- _Your goal_:
Each entry below must be repeated exactly, with pictures left out.

- _Material for this task_:
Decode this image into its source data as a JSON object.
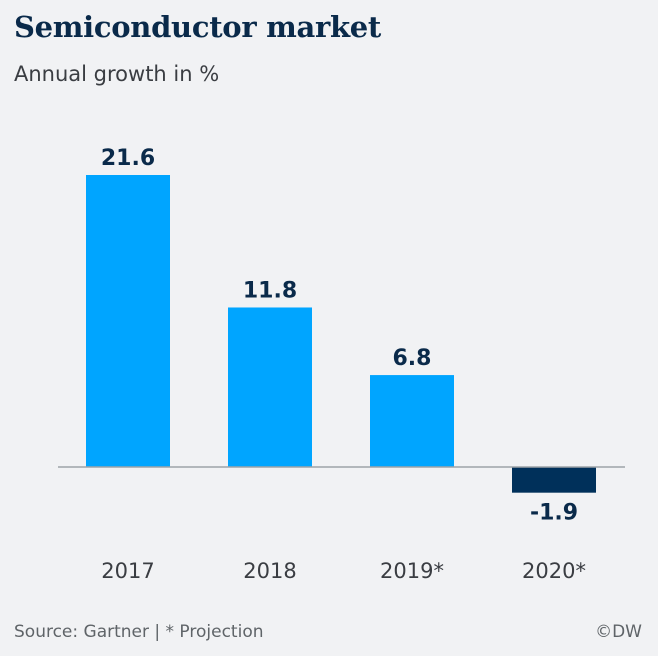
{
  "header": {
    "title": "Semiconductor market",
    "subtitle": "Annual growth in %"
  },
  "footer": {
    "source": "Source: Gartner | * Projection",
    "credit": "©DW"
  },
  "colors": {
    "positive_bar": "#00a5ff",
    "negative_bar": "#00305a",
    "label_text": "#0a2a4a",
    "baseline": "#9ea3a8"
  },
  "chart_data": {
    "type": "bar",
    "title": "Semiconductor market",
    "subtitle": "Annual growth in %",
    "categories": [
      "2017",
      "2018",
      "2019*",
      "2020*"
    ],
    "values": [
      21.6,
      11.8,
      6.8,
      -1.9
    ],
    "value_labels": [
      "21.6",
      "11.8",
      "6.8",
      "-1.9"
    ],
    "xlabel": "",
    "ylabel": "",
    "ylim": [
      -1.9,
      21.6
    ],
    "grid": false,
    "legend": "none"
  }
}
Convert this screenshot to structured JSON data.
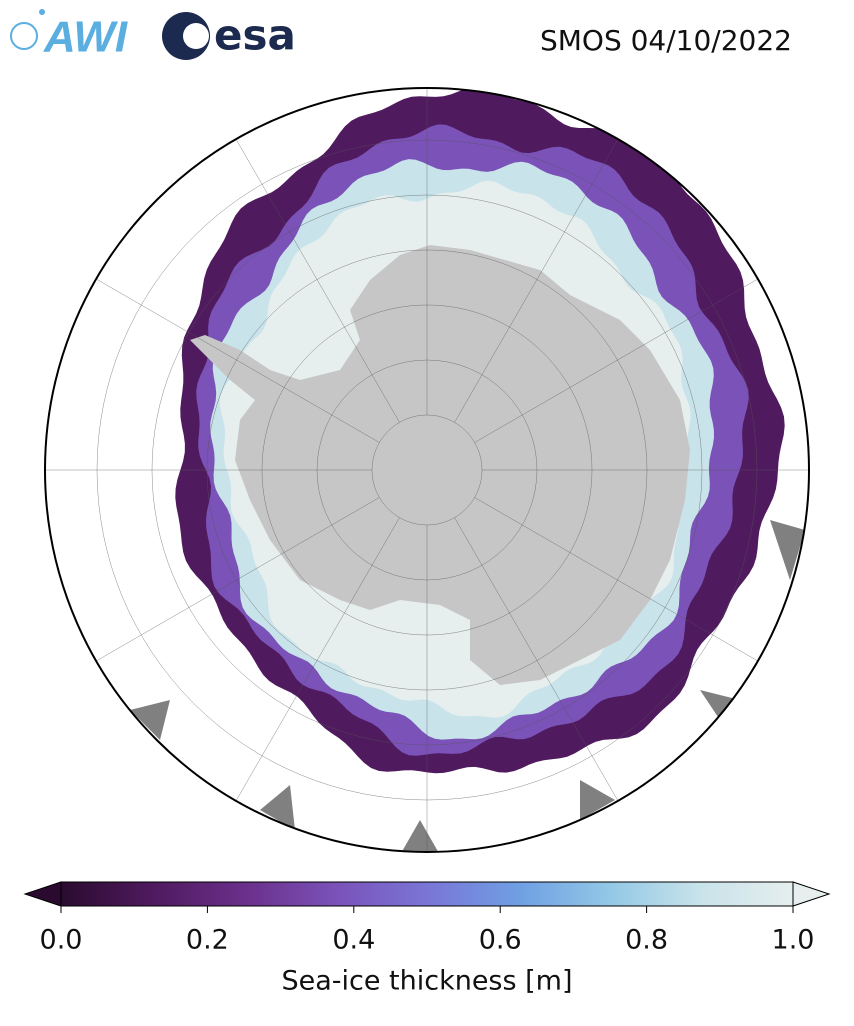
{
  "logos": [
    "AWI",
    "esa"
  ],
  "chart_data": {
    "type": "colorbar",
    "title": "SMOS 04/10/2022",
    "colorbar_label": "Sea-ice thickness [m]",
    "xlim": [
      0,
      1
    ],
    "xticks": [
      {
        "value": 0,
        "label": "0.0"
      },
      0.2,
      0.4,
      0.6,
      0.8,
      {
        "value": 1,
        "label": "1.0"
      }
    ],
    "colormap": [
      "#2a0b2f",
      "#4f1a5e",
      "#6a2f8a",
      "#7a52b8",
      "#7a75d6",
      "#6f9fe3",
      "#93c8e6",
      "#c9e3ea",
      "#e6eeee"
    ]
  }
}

- _The answer_:
Decode this image into its source data as a JSON object.
{
  "header": {
    "title": "Semiconductor market",
    "subtitle": "Annual growth in %"
  },
  "footer": {
    "source": "Source: Gartner | * Projection",
    "credit": "©DW"
  },
  "colors": {
    "positive_bar": "#00a5ff",
    "negative_bar": "#00305a",
    "label_text": "#0a2a4a",
    "baseline": "#9ea3a8"
  },
  "chart_data": {
    "type": "bar",
    "title": "Semiconductor market",
    "subtitle": "Annual growth in %",
    "categories": [
      "2017",
      "2018",
      "2019*",
      "2020*"
    ],
    "values": [
      21.6,
      11.8,
      6.8,
      -1.9
    ],
    "value_labels": [
      "21.6",
      "11.8",
      "6.8",
      "-1.9"
    ],
    "xlabel": "",
    "ylabel": "",
    "ylim": [
      -1.9,
      21.6
    ],
    "grid": false,
    "legend": "none"
  }
}
Convert this screenshot to structured JSON data.
{
  "logos": [
    "AWI",
    "esa"
  ],
  "chart_data": {
    "type": "colorbar",
    "title": "SMOS 04/10/2022",
    "colorbar_label": "Sea-ice thickness [m]",
    "xlim": [
      0,
      1
    ],
    "xticks": [
      {
        "value": 0,
        "label": "0.0"
      },
      0.2,
      0.4,
      0.6,
      0.8,
      {
        "value": 1,
        "label": "1.0"
      }
    ],
    "colormap": [
      "#2a0b2f",
      "#4f1a5e",
      "#6a2f8a",
      "#7a52b8",
      "#7a75d6",
      "#6f9fe3",
      "#93c8e6",
      "#c9e3ea",
      "#e6eeee"
    ]
  }
}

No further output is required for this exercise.